***** MATERIAL SHOWN *****

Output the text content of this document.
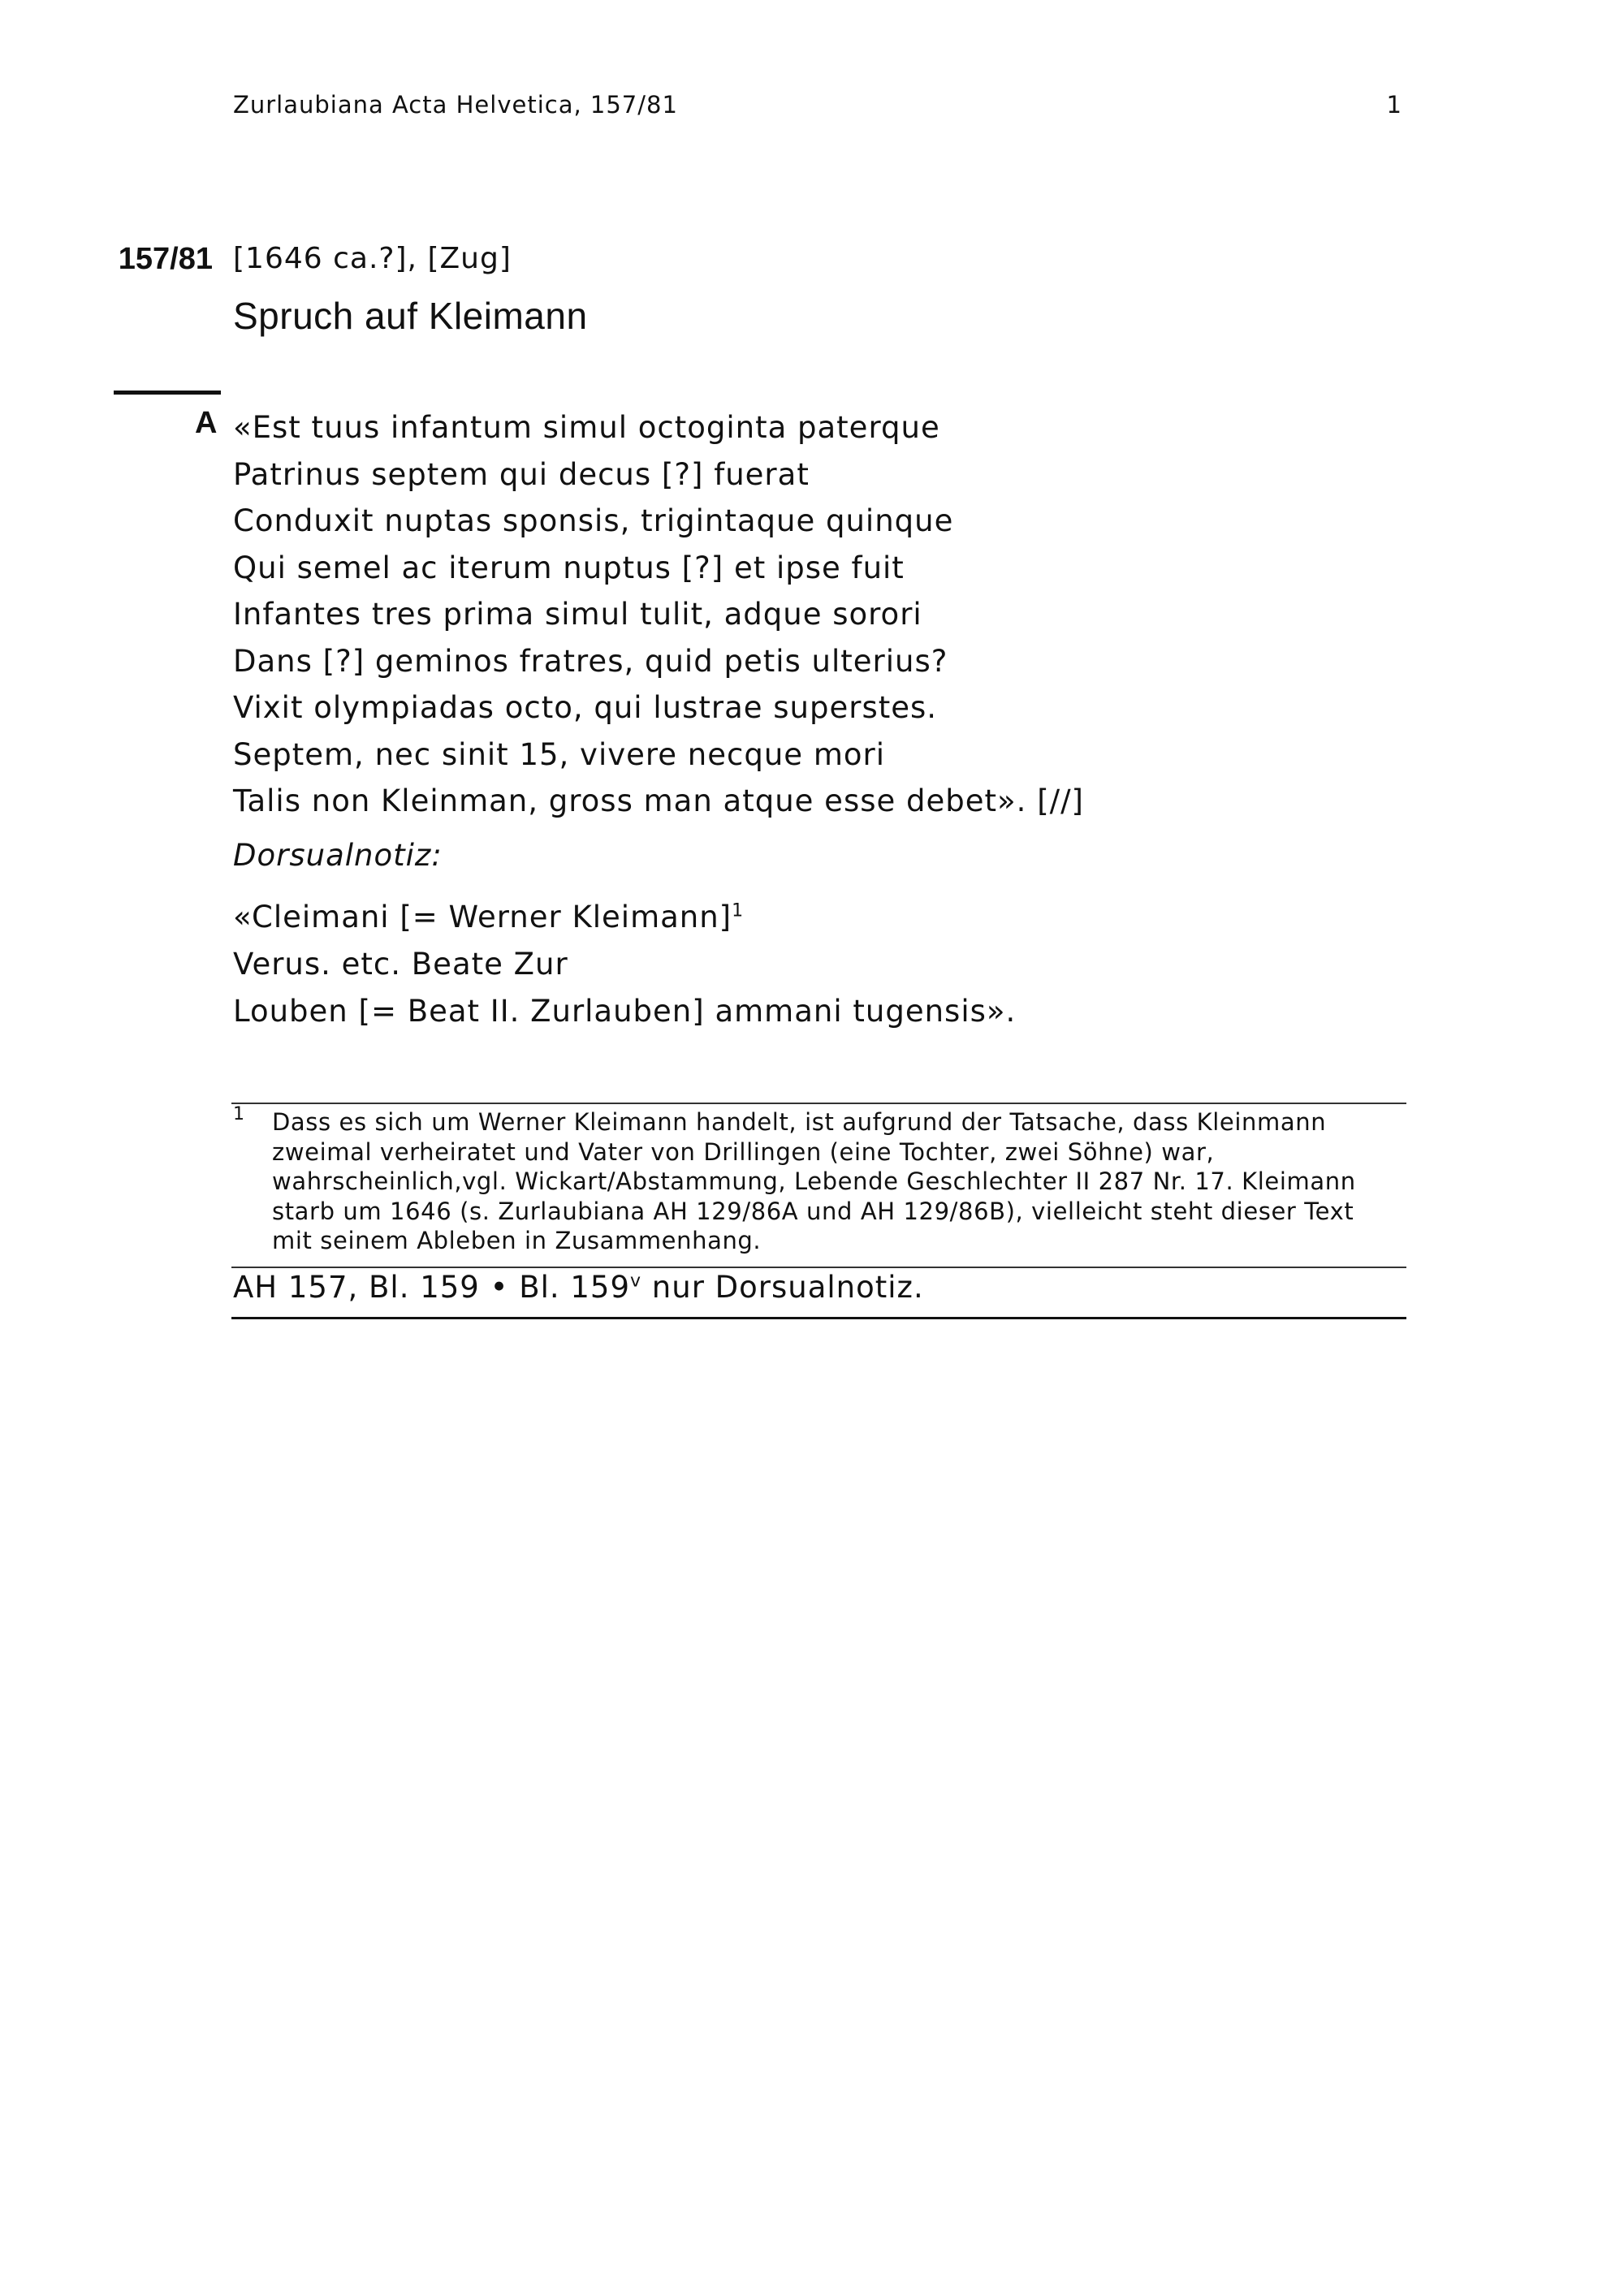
Zurlaubiana Acta Helvetica, 157/81	1
157/81 [1646 ca.?], [Zug]
Spruch auf Kleimann
A «Est tuus infantum simul octoginta paterque
Patrinus septem qui decus [?] fuerat
Conduxit nuptas sponsis, trigintaque quinque
Qui semel ac iterum nuptus [?] et ipse fuit
Infantes tres prima simul tulit, adque sorori
Dans [?] geminos fratres, quid petis ulterius?
Vixit olympiadas octo, qui lustrae superstes.
Septem, nec sinit 15, vivere necque mori
Talis non Kleinman, gross man atque esse debet». [//]
Dorsualnotiz:
«Cleimani [= Werner Kleimann]$^1$
Verus. etc. Beate Zur
Louben [= Beat II. Zurlauben] ammani tugensis».
1 Dass es sich um Werner Kleimann handelt, ist aufgrund der Tatsache, dass Kleinmann
zweimal verheiratet und Vater von Drillingen (eine Tochter, zwei Söhne) war,
wahrscheinlich,vgl. Wickart/Abstammung, Lebende Geschlechter II 287 Nr. 17. Kleimann
starb um 1646 (s. Zurlaubiana AH 129/86A und AH 129/86B), vielleicht steht dieser Text
mit seinem Ableben in Zusammenhang.
AH 157, Bl. 159 • Bl. 159$^v$ nur Dorsualnotiz.
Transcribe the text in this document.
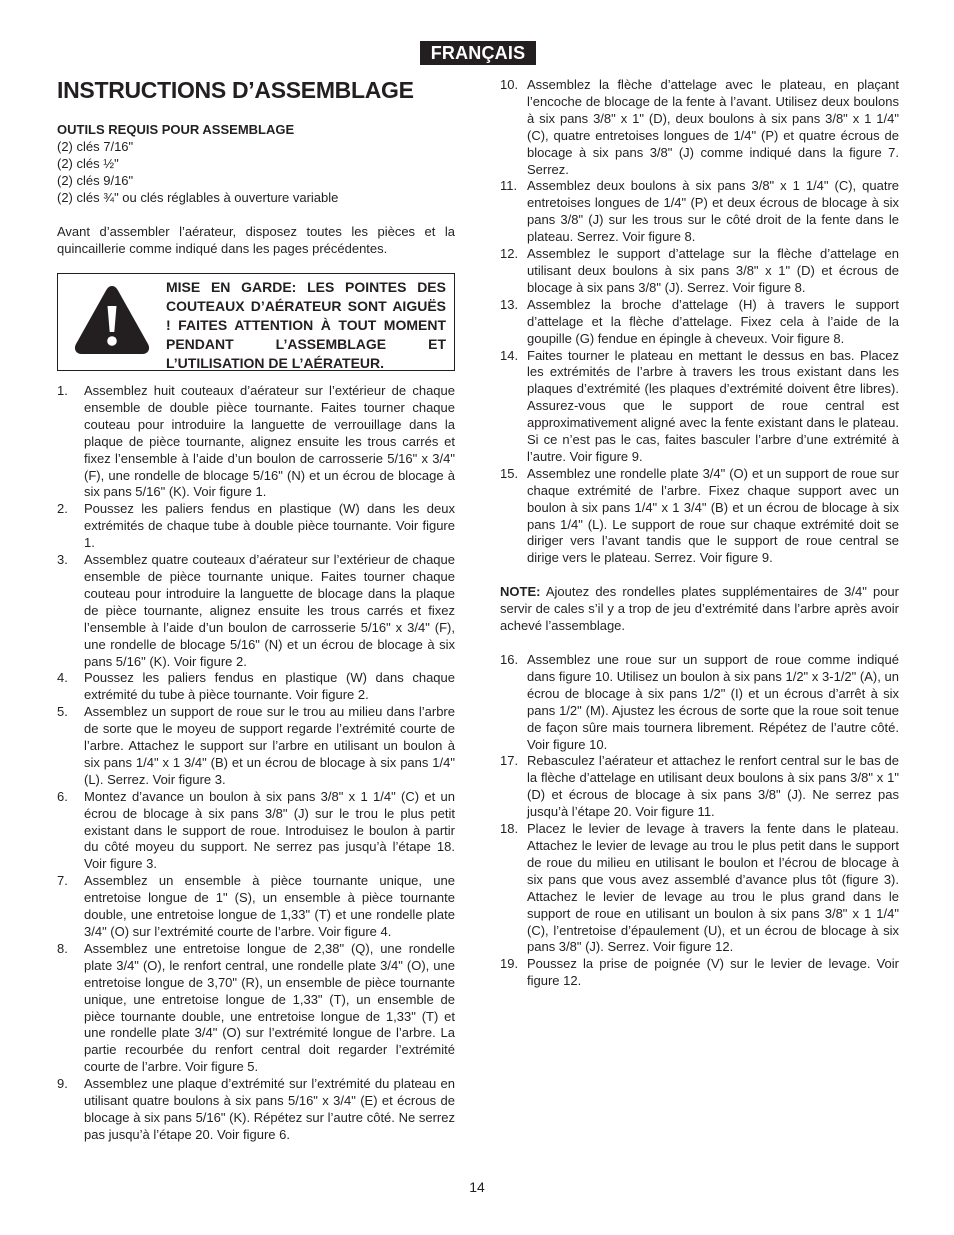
FRANÇAIS
INSTRUCTIONS D’ASSEMBLAGE
OUTILS REQUIS POUR ASSEMBLAGE
(2) clés 7/16"
(2) clés ½"
(2) clés 9/16"
(2) clés ¾" ou clés réglables à ouverture variable

Avant d’assembler l’aérateur, disposez toutes les pièces et la quincaillerie comme indiqué dans les pages précédentes.

MISE EN GARDE: LES POINTES DES COUTEAUX D’AÉRATEUR SONT AIGUËS ! FAITES ATTENTION À TOUT MOMENT PENDANT L’ASSEMBLAGE ET L’UTILISATION DE L’AÉRATEUR.
1. Assemblez huit couteaux d’aérateur sur l’extérieur de chaque ensemble de double pièce tournante. Faites tourner chaque couteau pour introduire la languette de verrouillage dans la plaque de pièce tournante, alignez ensuite les trous carrés et fixez l’ensemble à l’aide d’un boulon de carrosserie 5/16" x 3/4" (F), une rondelle de blocage 5/16" (N) et un écrou de blocage à six pans 5/16" (K). Voir figure 1.
2. Poussez les paliers fendus en plastique (W) dans les deux extrémités de chaque tube à double pièce tournante. Voir figure 1.
3. Assemblez quatre couteaux d’aérateur sur l’extérieur de chaque ensemble de pièce tournante unique. Faites tourner chaque couteau pour introduire la languette de blocage dans la plaque de pièce tournante, alignez ensuite les trous carrés et fixez l’ensemble à l’aide d’un boulon de carrosserie 5/16" x 3/4" (F), une rondelle de blocage 5/16" (N) et un écrou de blocage à six pans 5/16" (K). Voir figure 2.
4. Poussez les paliers fendus en plastique (W) dans chaque extrémité du tube à pièce tournante. Voir figure 2.
5. Assemblez un support de roue sur le trou au milieu dans l’arbre de sorte que le moyeu de support regarde l’extrémité courte de l’arbre. Attachez le support sur l’arbre en utilisant un boulon à six pans 1/4" x 1 3/4" (B) et un écrou de blocage à six pans 1/4" (L). Serrez. Voir figure 3.
6. Montez d’avance un boulon à six pans 3/8" x 1 1/4" (C) et un écrou de blocage à six pans 3/8" (J) sur le trou le plus petit existant dans le support de roue. Introduisez le boulon à partir du côté moyeu du support. Ne serrez pas jusqu’à l’étape 18. Voir figure 3.
7. Assemblez un ensemble à pièce tournante unique, une entretoise longue de 1" (S), un ensemble à pièce tournante double, une entretoise longue de 1,33" (T) et une rondelle plate 3/4" (O) sur l’extrémité courte de l’arbre. Voir figure 4.
8. Assemblez une entretoise longue de 2,38" (Q), une rondelle plate 3/4" (O), le renfort central, une rondelle plate 3/4" (O), une entretoise longue de 3,70" (R), un ensemble de pièce tournante unique, une entretoise longue de 1,33" (T), un ensemble de pièce tournante double, une entretoise longue de 1,33" (T) et une rondelle plate 3/4" (O) sur l’extrémité longue de l’arbre. La partie recourbée du renfort central doit regarder l’extrémité courte de l’arbre. Voir figure 5.
9. Assemblez une plaque d’extrémité sur l’extrémité du plateau en utilisant quatre boulons à six pans 5/16" x 3/4" (E) et écrous de blocage à six pans 5/16" (K). Répétez sur l’autre côté. Ne serrez pas jusqu’à l’étape 20. Voir figure 6.
10. Assemblez la flèche d’attelage avec le plateau, en plaçant l’encoche de blocage de la fente à l’avant. Utilisez deux boulons à six pans 3/8" x 1" (D), deux boulons à six pans 3/8" x 1 1/4" (C), quatre entretoises longues de 1/4" (P) et quatre écrous de blocage à six pans 3/8" (J) comme indiqué dans la figure 7. Serrez.
11. Assemblez deux boulons à six pans 3/8" x 1 1/4" (C), quatre entretoises longues de 1/4" (P) et deux écrous de blocage à six pans 3/8" (J) sur les trous sur le côté droit de la fente dans le plateau. Serrez. Voir figure 8.
12. Assemblez le support d’attelage sur la flèche d’attelage en utilisant deux boulons à six pans 3/8" x 1" (D) et écrous de blocage à six pans 3/8" (J). Serrez. Voir figure 8.
13. Assemblez la broche d’attelage (H) à travers le support d’attelage et la flèche d’attelage. Fixez cela à l’aide de la goupille (G) fendue en épingle à cheveux. Voir figure 8.
14. Faites tourner le plateau en mettant le dessus en bas. Placez les extrémités de l’arbre à travers les trous existant dans les plaques d’extrémité (les plaques d’extrémité doivent être libres). Assurez-vous que le support de roue central est approximativement aligné avec la fente existant dans le plateau. Si ce n’est pas le cas, faites basculer l’arbre d’une extrémité à l’autre. Voir figure 9.
15. Assemblez une rondelle plate 3/4" (O) et un support de roue sur chaque extrémité de l’arbre. Fixez chaque support avec un boulon à six pans 1/4" x 1 3/4" (B) et un écrou de blocage à six pans 1/4" (L). Le support de roue sur chaque extrémité doit se diriger vers l’avant tandis que le support de roue central se dirige vers le plateau. Serrez. Voir figure 9.

NOTE: Ajoutez des rondelles plates supplémentaires de 3/4" pour servir de cales s’il y a trop de jeu d’extrémité dans l’arbre après avoir achevé l’assemblage.

16. Assemblez une roue sur un support de roue comme indiqué dans figure 10. Utilisez un boulon à six pans 1/2" x 3-1/2" (A), un écrou de blocage à six pans 1/2" (I) et un écrous d’arrêt à six pans 1/2" (M). Ajustez les écrous de sorte que la roue soit tenue de façon sûre mais tournera librement. Répétez de l’autre côté. Voir figure 10.
17. Rebasculez l’aérateur et attachez le renfort central sur le bas de la flèche d’attelage en utilisant deux boulons à six pans 3/8" x 1" (D) et écrous de blocage à six pans 3/8" (J). Ne serrez pas jusqu’à l’étape 20. Voir figure 11.
18. Placez le levier de levage à travers la fente dans le plateau. Attachez le levier de levage au trou le plus petit dans le support de roue du milieu en utilisant le boulon et l’écrou de blocage à six pans que vous avez assemblé d’avance plus tôt (figure 3). Attachez le levier de levage au trou le plus grand dans le support de roue en utilisant un boulon à six pans 3/8" x 1 1/4" (C), l’entretoise d’épaulement (U), et un écrou de blocage à six pans 3/8" (J). Serrez. Voir figure 12.
19. Poussez la prise de poignée (V) sur le levier de levage. Voir figure 12.
14
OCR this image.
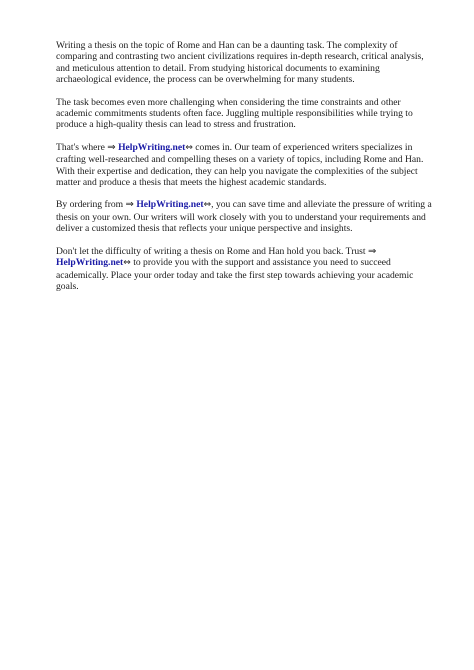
Writing a thesis on the topic of Rome and Han can be a daunting task. The complexity of comparing and contrasting two ancient civilizations requires in-depth research, critical analysis, and meticulous attention to detail. From studying historical documents to examining archaeological evidence, the process can be overwhelming for many students.

The task becomes even more challenging when considering the time constraints and other academic commitments students often face. Juggling multiple responsibilities while trying to produce a high-quality thesis can lead to stress and frustration.

That's where ⇒ HelpWriting.net⇔ comes in. Our team of experienced writers specializes in crafting well-researched and compelling theses on a variety of topics, including Rome and Han. With their expertise and dedication, they can help you navigate the complexities of the subject matter and produce a thesis that meets the highest academic standards.

By ordering from ⇒ HelpWriting.net⇔, you can save time and alleviate the pressure of writing a thesis on your own. Our writers will work closely with you to understand your requirements and deliver a customized thesis that reflects your unique perspective and insights.

Don't let the difficulty of writing a thesis on Rome and Han hold you back. Trust ⇒
HelpWriting.net⇔ to provide you with the support and assistance you need to succeed academically. Place your order today and take the first step towards achieving your academic goals.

*****

DIRECTIVE: Look for the word "alignez" and return every line where it occurs.

EXERCISE ANSWER:
1. Assemblez huit couteaux d’aérateur sur l’extérieur de chaque ensemble de double pièce tournante. Faites tourner chaque couteau pour introduire la languette de verrouillage dans la plaque de pièce tournante, alignez ensuite les trous carrés et fixez l’ensemble à l’aide d’un boulon de carrosserie 5/16" x 3/4" (F), une rondelle de blocage 5/16" (N) et un écrou de blocage à six pans 5/16" (K). Voir figure 1.
3. Assemblez quatre couteaux d’aérateur sur l’extérieur de chaque ensemble de pièce tournante unique. Faites tourner chaque couteau pour introduire la languette de blocage dans la plaque de pièce tournante, alignez ensuite les trous carrés et fixez l’ensemble à l’aide d’un boulon de carrosserie 5/16" x 3/4" (F), une rondelle de blocage 5/16" (N) et un écrou de blocage à six pans 5/16" (K). Voir figure 2.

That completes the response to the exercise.